(Coordinate annotation records)

┄┄┄┄┄┄┄┄┄┄┄┄┄┄┄┄┄┄┄┄

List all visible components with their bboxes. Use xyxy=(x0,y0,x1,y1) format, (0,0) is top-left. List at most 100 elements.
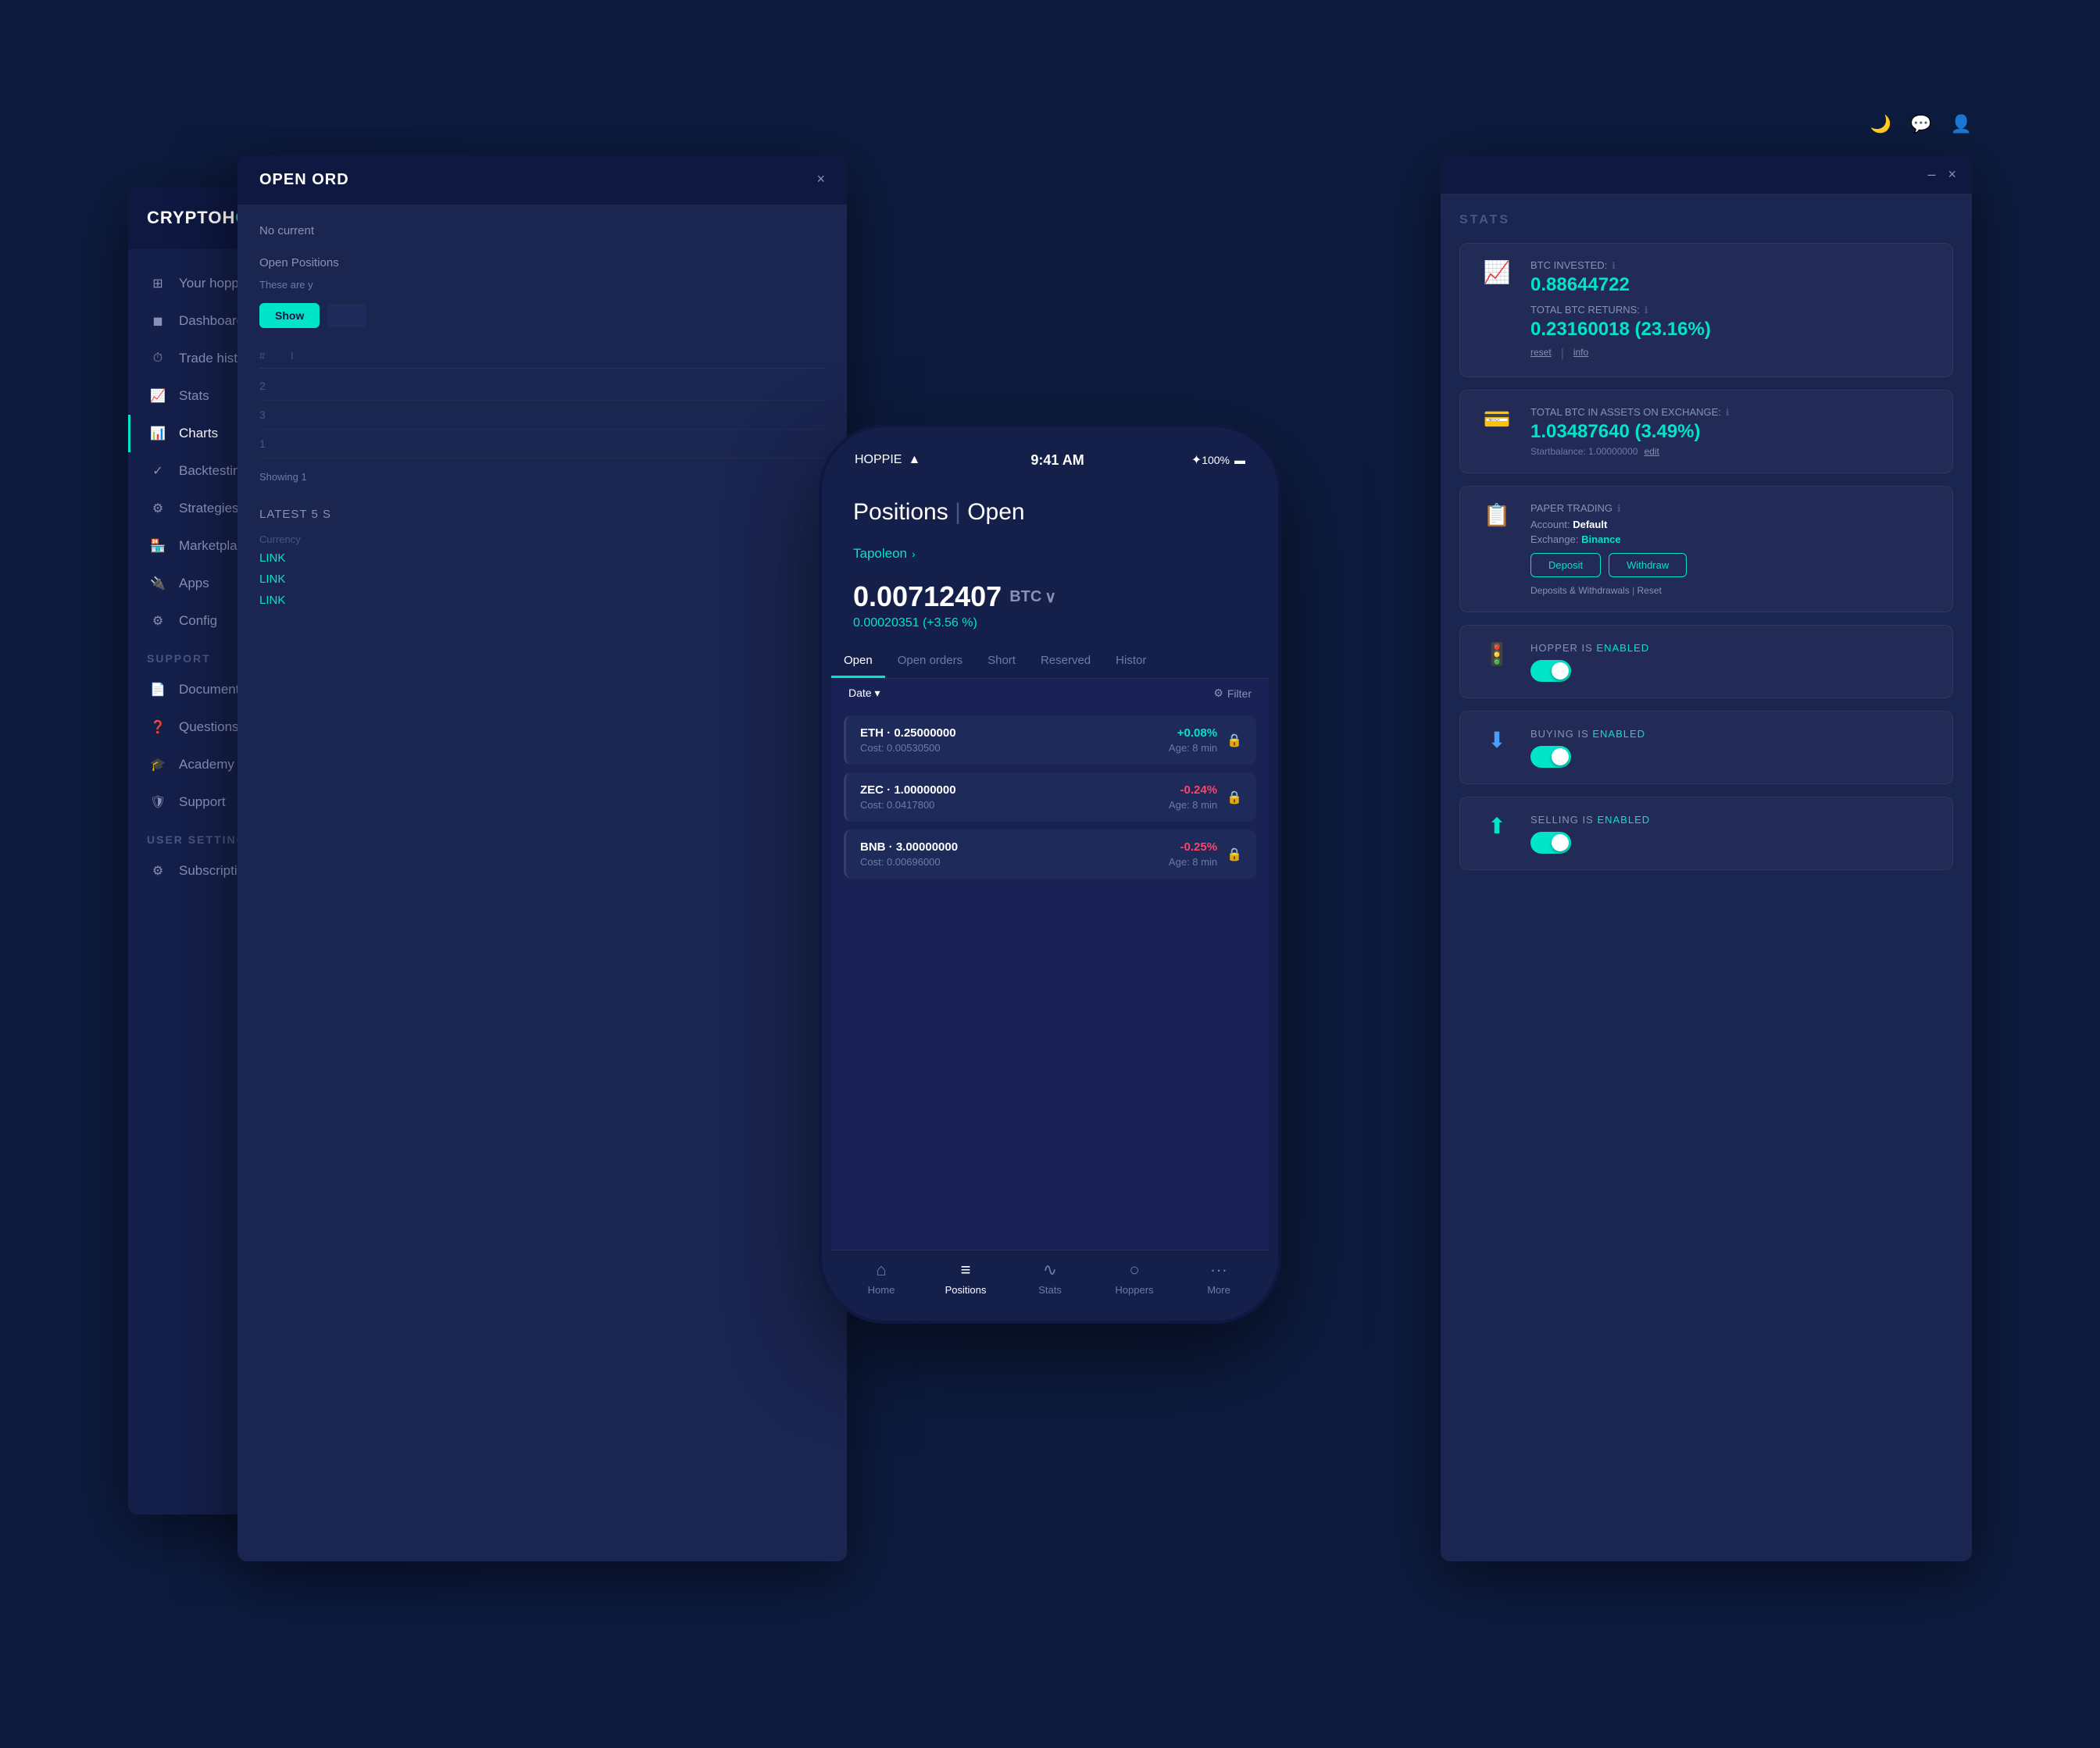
apps-icon: 🔌 xyxy=(149,576,166,591)
pos-zec-age: Age: 8 min xyxy=(1169,799,1217,811)
lock-icon-eth: 🔒 xyxy=(1227,733,1242,748)
phone: HOPPIE ▲ 9:41 AM ✦ 100% ▬ Positions | Op… xyxy=(831,437,1269,1311)
selling-toggle[interactable] xyxy=(1530,832,1571,854)
table-row: 2 xyxy=(259,372,825,401)
btc-badge[interactable]: BTC ∨ xyxy=(1009,587,1056,607)
stats-nav-label: Stats xyxy=(1038,1284,1062,1296)
phone-screen: Positions | Open Tapoleon › 0.00712407 xyxy=(831,483,1269,1311)
date-filter[interactable]: Date ▾ xyxy=(848,687,880,700)
pt-account-row: Account: Default xyxy=(1530,519,1935,530)
scene: 🌙 💬 👤 CRYPTOHOPPER ☰ ⊞ Your hoppers ◼ Da… xyxy=(112,93,1988,1655)
hopper-toggle[interactable] xyxy=(1530,660,1571,682)
buying-is-label: BUYING IS ENABLED xyxy=(1530,728,1645,740)
open-positions-label: Open Positions xyxy=(259,256,825,269)
exchange-value: Binance xyxy=(1581,533,1621,545)
withdraw-button[interactable]: Withdraw xyxy=(1609,553,1687,577)
phone-status-bar: HOPPIE ▲ 9:41 AM ✦ 100% ▬ xyxy=(831,437,1269,483)
selling-enabled-label: SELLING IS ENABLED xyxy=(1530,813,1650,854)
close-icon[interactable]: × xyxy=(1948,166,1956,183)
positions-label: Positions xyxy=(945,1284,987,1296)
buying-toggle-section: BUYING IS ENABLED xyxy=(1530,727,1935,768)
table-row: 1 xyxy=(259,430,825,458)
buying-enabled-card: ⬇ BUYING IS ENABLED xyxy=(1459,711,1953,784)
showing-text: Showing 1 xyxy=(259,471,825,483)
pos-zec-percent: -0.24% xyxy=(1169,783,1217,797)
link-2[interactable]: LINK xyxy=(259,573,825,586)
hopper-name[interactable]: Tapoleon › xyxy=(853,546,1247,562)
position-card-bnb[interactable]: BNB · 3.00000000 Cost: 0.00696000 -0.25%… xyxy=(844,829,1256,879)
deposit-button[interactable]: Deposit xyxy=(1530,553,1601,577)
tab-reserved-label: Reserved xyxy=(1041,654,1091,667)
bottom-nav-stats[interactable]: ∿ Stats xyxy=(1023,1260,1077,1296)
bluetooth-icon: ✦ xyxy=(1191,452,1202,468)
sidebar-label-apps: Apps xyxy=(179,576,209,591)
grid-icon: ⊞ xyxy=(149,276,166,291)
reset-link[interactable]: reset xyxy=(1530,347,1552,361)
tab-reserved[interactable]: Reserved xyxy=(1028,643,1103,678)
table-header: # I xyxy=(259,344,825,369)
hopper-enabled-content: HOPPER IS ENABLED xyxy=(1530,641,1935,682)
hopper-label-text: HOPPER IS xyxy=(1530,642,1593,654)
tab-open-orders-label: Open orders xyxy=(898,654,962,667)
col-info-header: I xyxy=(291,350,825,362)
stats-panel: STATS 📈 BTC INVESTED: ℹ 0.88644722 TOTAL… xyxy=(1441,194,1972,901)
dashboard-icon: ◼ xyxy=(149,313,166,329)
minimize-icon[interactable]: – xyxy=(1927,166,1935,183)
pos-zec-name: ZEC · 1.00000000 xyxy=(860,783,1159,797)
tab-history[interactable]: Histor xyxy=(1103,643,1159,678)
buying-label-text: BUYING IS xyxy=(1530,728,1589,740)
page-title: Positions | Open xyxy=(853,499,1247,526)
link-3[interactable]: LINK xyxy=(259,594,825,607)
pos-zec-right: -0.24% Age: 8 min xyxy=(1169,783,1217,811)
assets-icon: 💳 xyxy=(1484,406,1511,432)
phone-header: Positions | Open xyxy=(831,483,1269,537)
dropdown-icon: ∨ xyxy=(1045,587,1056,607)
pos-bnb-age: Age: 8 min xyxy=(1169,856,1217,868)
link-1[interactable]: LINK xyxy=(259,551,825,565)
filter-label: Filter xyxy=(1227,687,1252,700)
btc-invested-label: BTC INVESTED: ℹ xyxy=(1530,259,1935,271)
selling-status-text: ENABLED xyxy=(1597,814,1650,826)
buying-toggle[interactable] xyxy=(1530,746,1571,768)
filter-button[interactable]: ⚙ Filter xyxy=(1213,687,1252,700)
backtesting-icon: ✓ xyxy=(149,463,166,479)
btc-returns-value: 0.23160018 (23.16%) xyxy=(1530,319,1935,341)
chat-icon[interactable]: 💬 xyxy=(1910,114,1931,134)
pos-zec-cost: Cost: 0.0417800 xyxy=(860,799,1159,811)
position-card-zec[interactable]: ZEC · 1.00000000 Cost: 0.0417800 -0.24% … xyxy=(844,772,1256,822)
selling-icon-area: ⬆ xyxy=(1477,813,1516,839)
phone-filter-bar: Date ▾ ⚙ Filter xyxy=(831,679,1269,708)
pos-bnb-right: -0.25% Age: 8 min xyxy=(1169,840,1217,868)
stats-icon: 📈 xyxy=(149,388,166,404)
exchange-label: Exchange: xyxy=(1530,533,1578,545)
tab-open-orders[interactable]: Open orders xyxy=(885,643,975,678)
show-button[interactable]: Show xyxy=(259,303,320,328)
bottom-nav-hoppers[interactable]: ○ Hoppers xyxy=(1107,1260,1162,1296)
bottom-nav-home[interactable]: ⌂ Home xyxy=(854,1260,909,1296)
paper-trading-icon-area: 📋 xyxy=(1477,502,1516,528)
bottom-nav-more[interactable]: ··· More xyxy=(1191,1260,1246,1296)
buying-enabled-content: BUYING IS ENABLED xyxy=(1530,727,1935,768)
desktop-right-panel: – × STATS 📈 BTC INVESTED: ℹ 0.88644722 T… xyxy=(1441,155,1972,1561)
title-separator: | xyxy=(955,499,967,525)
position-card-eth[interactable]: ETH · 0.25000000 Cost: 0.00530500 +0.08%… xyxy=(844,715,1256,765)
support-icon: 🛡 xyxy=(149,794,166,810)
balance-change: 0.00020351 (+3.56 %) xyxy=(853,616,1247,630)
pos-zec-left: ZEC · 1.00000000 Cost: 0.0417800 xyxy=(860,783,1159,811)
positions-note: These are y xyxy=(259,279,825,291)
reset-link2[interactable]: Reset xyxy=(1638,585,1662,596)
moon-icon[interactable]: 🌙 xyxy=(1870,114,1891,134)
phone-tabs: Open Open orders Short Reserved Histor xyxy=(831,643,1269,679)
tab-short-label: Short xyxy=(988,654,1016,667)
edit-link[interactable]: edit xyxy=(1644,446,1659,457)
bottom-nav-positions[interactable]: ≡ Positions xyxy=(938,1260,993,1296)
carrier-text: HOPPIE xyxy=(855,453,902,467)
sidebar-label-stats: Stats xyxy=(179,388,209,404)
info-link[interactable]: info xyxy=(1573,347,1588,361)
user-icon[interactable]: 👤 xyxy=(1951,114,1972,134)
tab-short[interactable]: Short xyxy=(975,643,1028,678)
deposits-withdrawals-link[interactable]: Deposits & Withdrawals xyxy=(1530,585,1630,596)
tab-open[interactable]: Open xyxy=(831,643,885,678)
paper-trading-card: 📋 PAPER TRADING ℹ Account: Default Excha… xyxy=(1459,486,1953,612)
center-close-icon[interactable]: × xyxy=(816,171,825,187)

┄┄┄┄┄┄┄┄┄┄┄┄┄┄┄┄┄┄┄┄

YOUR TASK:
Rewrite the records from the line containing "apps-icon: 🔌 xyxy=(149,576,166,591)" up to and including the line containing "tab-reserved[interactable]: Reserved xyxy=(1028,643,1103,678)", swapping "Binance" for "Kraken" and keeping everything else the same.

FINISHED EXERCISE:
apps-icon: 🔌 xyxy=(149,576,166,591)
pos-zec-age: Age: 8 min xyxy=(1169,799,1217,811)
lock-icon-eth: 🔒 xyxy=(1227,733,1242,748)
phone: HOPPIE ▲ 9:41 AM ✦ 100% ▬ Positions | Op… xyxy=(831,437,1269,1311)
selling-toggle[interactable] xyxy=(1530,832,1571,854)
table-row: 2 xyxy=(259,372,825,401)
btc-badge[interactable]: BTC ∨ xyxy=(1009,587,1056,607)
stats-nav-label: Stats xyxy=(1038,1284,1062,1296)
phone-screen: Positions | Open Tapoleon › 0.00712407 xyxy=(831,483,1269,1311)
date-filter[interactable]: Date ▾ xyxy=(848,687,880,700)
pt-account-row: Account: Default xyxy=(1530,519,1935,530)
scene: 🌙 💬 👤 CRYPTOHOPPER ☰ ⊞ Your hoppers ◼ Da… xyxy=(112,93,1988,1655)
hopper-toggle[interactable] xyxy=(1530,660,1571,682)
buying-is-label: BUYING IS ENABLED xyxy=(1530,728,1645,740)
open-positions-label: Open Positions xyxy=(259,256,825,269)
exchange-value: Kraken xyxy=(1581,533,1621,545)
withdraw-button[interactable]: Withdraw xyxy=(1609,553,1687,577)
phone-status-bar: HOPPIE ▲ 9:41 AM ✦ 100% ▬ xyxy=(831,437,1269,483)
selling-enabled-label: SELLING IS ENABLED xyxy=(1530,813,1650,854)
close-icon[interactable]: × xyxy=(1948,166,1956,183)
positions-label: Positions xyxy=(945,1284,987,1296)
buying-toggle-section: BUYING IS ENABLED xyxy=(1530,727,1935,768)
table-row: 1 xyxy=(259,430,825,458)
buying-enabled-card: ⬇ BUYING IS ENABLED xyxy=(1459,711,1953,784)
showing-text: Showing 1 xyxy=(259,471,825,483)
pos-zec-percent: -0.24% xyxy=(1169,783,1217,797)
link-2[interactable]: LINK xyxy=(259,573,825,586)
hopper-name[interactable]: Tapoleon › xyxy=(853,546,1247,562)
position-card-bnb[interactable]: BNB · 3.00000000 Cost: 0.00696000 -0.25%… xyxy=(844,829,1256,879)
deposit-button[interactable]: Deposit xyxy=(1530,553,1601,577)
tab-reserved-label: Reserved xyxy=(1041,654,1091,667)
bottom-nav-stats[interactable]: ∿ Stats xyxy=(1023,1260,1077,1296)
bluetooth-icon: ✦ xyxy=(1191,452,1202,468)
sidebar-label-apps: Apps xyxy=(179,576,209,591)
grid-icon: ⊞ xyxy=(149,276,166,291)
reset-link[interactable]: reset xyxy=(1530,347,1552,361)
tab-reserved[interactable]: Reserved xyxy=(1028,643,1103,678)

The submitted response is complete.